Extracted information →
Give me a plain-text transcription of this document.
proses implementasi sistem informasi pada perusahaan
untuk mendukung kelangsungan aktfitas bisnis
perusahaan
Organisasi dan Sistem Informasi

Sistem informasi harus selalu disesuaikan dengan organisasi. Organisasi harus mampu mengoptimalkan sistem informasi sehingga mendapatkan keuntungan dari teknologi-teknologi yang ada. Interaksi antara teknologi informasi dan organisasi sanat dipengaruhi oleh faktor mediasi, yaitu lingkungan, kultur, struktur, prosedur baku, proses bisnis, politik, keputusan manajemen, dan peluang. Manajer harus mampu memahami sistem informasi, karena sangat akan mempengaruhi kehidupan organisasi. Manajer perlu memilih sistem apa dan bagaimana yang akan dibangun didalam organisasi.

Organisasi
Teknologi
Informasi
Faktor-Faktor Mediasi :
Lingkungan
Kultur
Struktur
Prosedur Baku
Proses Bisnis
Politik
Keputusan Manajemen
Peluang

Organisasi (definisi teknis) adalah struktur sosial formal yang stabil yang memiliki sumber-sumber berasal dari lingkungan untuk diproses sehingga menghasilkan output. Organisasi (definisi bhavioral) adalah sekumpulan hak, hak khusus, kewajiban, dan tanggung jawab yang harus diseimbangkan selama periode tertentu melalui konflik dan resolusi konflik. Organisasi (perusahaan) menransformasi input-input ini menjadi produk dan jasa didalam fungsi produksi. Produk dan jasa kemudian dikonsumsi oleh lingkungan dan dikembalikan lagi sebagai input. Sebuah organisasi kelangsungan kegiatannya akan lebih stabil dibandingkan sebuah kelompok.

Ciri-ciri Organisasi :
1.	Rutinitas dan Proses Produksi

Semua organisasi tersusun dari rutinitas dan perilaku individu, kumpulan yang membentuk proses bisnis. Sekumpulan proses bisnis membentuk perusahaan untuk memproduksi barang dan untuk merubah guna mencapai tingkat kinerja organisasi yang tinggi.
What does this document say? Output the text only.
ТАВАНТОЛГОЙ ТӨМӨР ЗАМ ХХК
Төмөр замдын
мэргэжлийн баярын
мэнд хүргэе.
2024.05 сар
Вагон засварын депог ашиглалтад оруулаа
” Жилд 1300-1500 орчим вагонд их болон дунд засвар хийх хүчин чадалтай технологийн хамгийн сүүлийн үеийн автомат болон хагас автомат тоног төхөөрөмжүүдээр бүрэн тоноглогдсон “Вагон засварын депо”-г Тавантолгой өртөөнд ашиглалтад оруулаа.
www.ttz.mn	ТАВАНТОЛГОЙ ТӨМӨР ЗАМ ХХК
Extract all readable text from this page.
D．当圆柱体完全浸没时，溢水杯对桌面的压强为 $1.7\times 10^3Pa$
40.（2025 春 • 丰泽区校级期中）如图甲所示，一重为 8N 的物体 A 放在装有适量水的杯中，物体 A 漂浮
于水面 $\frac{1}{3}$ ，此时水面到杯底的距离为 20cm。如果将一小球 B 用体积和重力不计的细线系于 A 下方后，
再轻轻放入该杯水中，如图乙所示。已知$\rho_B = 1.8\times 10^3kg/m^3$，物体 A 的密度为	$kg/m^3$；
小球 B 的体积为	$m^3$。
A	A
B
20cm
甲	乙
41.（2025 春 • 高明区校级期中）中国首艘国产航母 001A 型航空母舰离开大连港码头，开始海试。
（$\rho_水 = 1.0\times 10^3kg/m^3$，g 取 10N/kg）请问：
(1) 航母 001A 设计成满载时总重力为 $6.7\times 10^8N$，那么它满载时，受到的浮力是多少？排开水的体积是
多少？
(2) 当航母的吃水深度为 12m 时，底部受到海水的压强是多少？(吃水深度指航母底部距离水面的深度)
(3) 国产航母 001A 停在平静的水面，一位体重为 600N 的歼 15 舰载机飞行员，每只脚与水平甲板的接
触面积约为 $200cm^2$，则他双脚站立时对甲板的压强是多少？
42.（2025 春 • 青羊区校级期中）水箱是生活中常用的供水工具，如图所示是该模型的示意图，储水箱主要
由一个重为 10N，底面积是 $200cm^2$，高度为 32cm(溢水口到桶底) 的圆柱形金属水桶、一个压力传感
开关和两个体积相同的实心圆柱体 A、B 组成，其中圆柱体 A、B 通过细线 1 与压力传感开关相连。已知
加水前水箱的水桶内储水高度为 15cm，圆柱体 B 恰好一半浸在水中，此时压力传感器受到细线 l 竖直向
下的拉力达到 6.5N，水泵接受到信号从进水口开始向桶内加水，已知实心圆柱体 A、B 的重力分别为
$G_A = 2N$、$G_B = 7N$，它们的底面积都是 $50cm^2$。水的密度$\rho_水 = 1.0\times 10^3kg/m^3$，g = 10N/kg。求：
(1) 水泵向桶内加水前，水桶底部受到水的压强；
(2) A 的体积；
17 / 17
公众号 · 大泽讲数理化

Do this →
Extract each line from the listing above, please, and repeat it exactly.

The completed task →
Give me a plain-text transcription of this document.
proses implementasi sistem informasi pada perusahaan
untuk mendukung kelangsungan aktfitas bisnis
perusahaan
Organisasi dan Sistem Informasi

Sistem informasi harus selalu disesuaikan dengan organisasi. Organisasi harus mampu mengoptimalkan sistem informasi sehingga mendapatkan keuntungan dari teknologi-teknologi yang ada. Interaksi antara teknologi informasi dan organisasi sanat dipengaruhi oleh faktor mediasi, yaitu lingkungan, kultur, struktur, prosedur baku, proses bisnis, politik, keputusan manajemen, dan peluang. Manajer harus mampu memahami sistem informasi, karena sangat akan mempengaruhi kehidupan organisasi. Manajer perlu memilih sistem apa dan bagaimana yang akan dibangun didalam organisasi.

Organisasi
Teknologi
Informasi
Faktor-Faktor Mediasi :
Lingkungan
Kultur
Struktur
Prosedur Baku
Proses Bisnis
Politik
Keputusan Manajemen
Peluang

Organisasi (definisi teknis) adalah struktur sosial formal yang stabil yang memiliki sumber-sumber berasal dari lingkungan untuk diproses sehingga menghasilkan output. Organisasi (definisi bhavioral) adalah sekumpulan hak, hak khusus, kewajiban, dan tanggung jawab yang harus diseimbangkan selama periode tertentu melalui konflik dan resolusi konflik. Organisasi (perusahaan) menransformasi input-input ini menjadi produk dan jasa didalam fungsi produksi. Produk dan jasa kemudian dikonsumsi oleh lingkungan dan dikembalikan lagi sebagai input. Sebuah organisasi kelangsungan kegiatannya akan lebih stabil dibandingkan sebuah kelompok.

Ciri-ciri Organisasi :
1.	Rutinitas dan Proses Produksi

Semua organisasi tersusun dari rutinitas dan perilaku individu, kumpulan yang membentuk proses bisnis. Sekumpulan proses bisnis membentuk perusahaan untuk memproduksi barang dan untuk merubah guna mencapai tingkat kinerja organisasi yang tinggi.
What does this document say? Output the text only.
ТАВАНТОЛГОЙ ТӨМӨР ЗАМ ХХК
Төмөр замдын
мэргэжлийн баярын
мэнд хүргэе.
2024.05 сар
Вагон засварын депог ашиглалтад оруулаа
” Жилд 1300-1500 орчим вагонд их болон дунд засвар хийх хүчин чадалтай технологийн хамгийн сүүлийн үеийн автомат болон хагас автомат тоног төхөөрөмжүүдээр бүрэн тоноглогдсон “Вагон засварын депо”-г Тавантолгой өртөөнд ашиглалтад оруулаа.
www.ttz.mn	ТАВАНТОЛГОЙ ТӨМӨР ЗАМ ХХК
Extract all readable text from this page.
D．当圆柱体完全浸没时，溢水杯对桌面的压强为 $1.7\times 10^3Pa$
40.（2025 春 • 丰泽区校级期中）如图甲所示，一重为 8N 的物体 A 放在装有适量水的杯中，物体 A 漂浮
于水面 $\frac{1}{3}$ ，此时水面到杯底的距离为 20cm。如果将一小球 B 用体积和重力不计的细线系于 A 下方后，
再轻轻放入该杯水中，如图乙所示。已知$\rho_B = 1.8\times 10^3kg/m^3$，物体 A 的密度为	$kg/m^3$；
小球 B 的体积为	$m^3$。
A	A
B
20cm
甲	乙
41.（2025 春 • 高明区校级期中）中国首艘国产航母 001A 型航空母舰离开大连港码头，开始海试。
（$\rho_水 = 1.0\times 10^3kg/m^3$，g 取 10N/kg）请问：
(1) 航母 001A 设计成满载时总重力为 $6.7\times 10^8N$，那么它满载时，受到的浮力是多少？排开水的体积是
多少？
(2) 当航母的吃水深度为 12m 时，底部受到海水的压强是多少？(吃水深度指航母底部距离水面的深度)
(3) 国产航母 001A 停在平静的水面，一位体重为 600N 的歼 15 舰载机飞行员，每只脚与水平甲板的接
触面积约为 $200cm^2$，则他双脚站立时对甲板的压强是多少？
42.（2025 春 • 青羊区校级期中）水箱是生活中常用的供水工具，如图所示是该模型的示意图，储水箱主要
由一个重为 10N，底面积是 $200cm^2$，高度为 32cm(溢水口到桶底) 的圆柱形金属水桶、一个压力传感
开关和两个体积相同的实心圆柱体 A、B 组成，其中圆柱体 A、B 通过细线 1 与压力传感开关相连。已知
加水前水箱的水桶内储水高度为 15cm，圆柱体 B 恰好一半浸在水中，此时压力传感器受到细线 l 竖直向
下的拉力达到 6.5N，水泵接受到信号从进水口开始向桶内加水，已知实心圆柱体 A、B 的重力分别为
$G_A = 2N$、$G_B = 7N$，它们的底面积都是 $50cm^2$。水的密度$\rho_水 = 1.0\times 10^3kg/m^3$，g = 10N/kg。求：
(1) 水泵向桶内加水前，水桶底部受到水的压强；
(2) A 的体积；
17 / 17
公众号 · 大泽讲数理化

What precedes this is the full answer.